Quote the data below in full, please, without altering anything.

(A block of data)
[Begin]
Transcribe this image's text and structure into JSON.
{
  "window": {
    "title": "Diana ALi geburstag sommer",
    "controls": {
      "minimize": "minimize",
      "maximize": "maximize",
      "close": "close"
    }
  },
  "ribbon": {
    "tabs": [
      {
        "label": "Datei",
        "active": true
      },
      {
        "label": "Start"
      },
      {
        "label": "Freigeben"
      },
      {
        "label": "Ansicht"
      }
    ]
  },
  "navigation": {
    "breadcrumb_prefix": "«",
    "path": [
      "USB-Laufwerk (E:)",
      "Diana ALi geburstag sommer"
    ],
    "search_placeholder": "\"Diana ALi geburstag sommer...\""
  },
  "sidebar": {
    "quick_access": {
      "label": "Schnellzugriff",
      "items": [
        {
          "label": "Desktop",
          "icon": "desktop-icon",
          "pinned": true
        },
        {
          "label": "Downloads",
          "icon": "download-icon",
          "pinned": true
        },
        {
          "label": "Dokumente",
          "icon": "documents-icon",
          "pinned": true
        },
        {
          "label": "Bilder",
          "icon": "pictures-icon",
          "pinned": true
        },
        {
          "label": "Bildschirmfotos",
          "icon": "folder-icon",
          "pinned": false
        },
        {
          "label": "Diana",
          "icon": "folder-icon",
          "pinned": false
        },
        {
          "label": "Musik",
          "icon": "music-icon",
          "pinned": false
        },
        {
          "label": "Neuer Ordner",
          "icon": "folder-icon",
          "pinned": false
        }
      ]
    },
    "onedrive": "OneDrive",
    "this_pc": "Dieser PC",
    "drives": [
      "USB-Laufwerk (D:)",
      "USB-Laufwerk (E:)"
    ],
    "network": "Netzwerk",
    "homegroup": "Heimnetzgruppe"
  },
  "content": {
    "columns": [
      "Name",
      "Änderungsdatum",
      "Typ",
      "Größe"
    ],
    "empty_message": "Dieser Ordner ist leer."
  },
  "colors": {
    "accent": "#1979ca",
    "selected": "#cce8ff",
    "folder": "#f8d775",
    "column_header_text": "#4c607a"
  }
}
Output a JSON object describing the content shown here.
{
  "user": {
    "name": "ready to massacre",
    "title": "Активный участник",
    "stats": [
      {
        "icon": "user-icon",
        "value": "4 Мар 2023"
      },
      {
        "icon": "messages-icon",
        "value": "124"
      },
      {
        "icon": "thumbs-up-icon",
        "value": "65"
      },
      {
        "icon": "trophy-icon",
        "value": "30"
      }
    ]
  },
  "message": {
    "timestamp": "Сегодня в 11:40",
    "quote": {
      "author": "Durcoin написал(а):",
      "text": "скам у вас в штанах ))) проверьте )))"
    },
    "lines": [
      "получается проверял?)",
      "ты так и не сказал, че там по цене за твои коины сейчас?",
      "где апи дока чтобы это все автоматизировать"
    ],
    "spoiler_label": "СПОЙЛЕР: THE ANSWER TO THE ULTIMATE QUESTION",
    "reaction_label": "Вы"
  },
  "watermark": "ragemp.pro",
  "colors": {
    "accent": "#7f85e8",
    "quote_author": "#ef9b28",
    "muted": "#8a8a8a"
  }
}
[End]
Result of this exercise.
Transcribe this image's text and structure into JSON.
{
  "window": {
    "title": "Diana ALi geburstag sommer",
    "controls": {
      "minimize": "minimize",
      "maximize": "maximize",
      "close": "close"
    }
  },
  "ribbon": {
    "tabs": [
      {
        "label": "Datei",
        "active": true
      },
      {
        "label": "Start"
      },
      {
        "label": "Freigeben"
      },
      {
        "label": "Ansicht"
      }
    ]
  },
  "navigation": {
    "breadcrumb_prefix": "«",
    "path": [
      "USB-Laufwerk (E:)",
      "Diana ALi geburstag sommer"
    ],
    "search_placeholder": "\"Diana ALi geburstag sommer...\""
  },
  "sidebar": {
    "quick_access": {
      "label": "Schnellzugriff",
      "items": [
        {
          "label": "Desktop",
          "icon": "desktop-icon",
          "pinned": true
        },
        {
          "label": "Downloads",
          "icon": "download-icon",
          "pinned": true
        },
        {
          "label": "Dokumente",
          "icon": "documents-icon",
          "pinned": true
        },
        {
          "label": "Bilder",
          "icon": "pictures-icon",
          "pinned": true
        },
        {
          "label": "Bildschirmfotos",
          "icon": "folder-icon",
          "pinned": false
        },
        {
          "label": "Diana",
          "icon": "folder-icon",
          "pinned": false
        },
        {
          "label": "Musik",
          "icon": "music-icon",
          "pinned": false
        },
        {
          "label": "Neuer Ordner",
          "icon": "folder-icon",
          "pinned": false
        }
      ]
    },
    "onedrive": "OneDrive",
    "this_pc": "Dieser PC",
    "drives": [
      "USB-Laufwerk (D:)",
      "USB-Laufwerk (E:)"
    ],
    "network": "Netzwerk",
    "homegroup": "Heimnetzgruppe"
  },
  "content": {
    "columns": [
      "Name",
      "Änderungsdatum",
      "Typ",
      "Größe"
    ],
    "empty_message": "Dieser Ordner ist leer."
  },
  "colors": {
    "accent": "#1979ca",
    "selected": "#cce8ff",
    "folder": "#f8d775",
    "column_header_text": "#4c607a"
  }
}
Output a JSON object describing the content shown here.
{
  "user": {
    "name": "ready to massacre",
    "title": "Активный участник",
    "stats": [
      {
        "icon": "user-icon",
        "value": "4 Мар 2023"
      },
      {
        "icon": "messages-icon",
        "value": "124"
      },
      {
        "icon": "thumbs-up-icon",
        "value": "65"
      },
      {
        "icon": "trophy-icon",
        "value": "30"
      }
    ]
  },
  "message": {
    "timestamp": "Сегодня в 11:40",
    "quote": {
      "author": "Durcoin написал(а):",
      "text": "скам у вас в штанах ))) проверьте )))"
    },
    "lines": [
      "получается проверял?)",
      "ты так и не сказал, че там по цене за твои коины сейчас?",
      "где апи дока чтобы это все автоматизировать"
    ],
    "spoiler_label": "СПОЙЛЕР: THE ANSWER TO THE ULTIMATE QUESTION",
    "reaction_label": "Вы"
  },
  "watermark": "ragemp.pro",
  "colors": {
    "accent": "#7f85e8",
    "quote_author": "#ef9b28",
    "muted": "#8a8a8a"
  }
}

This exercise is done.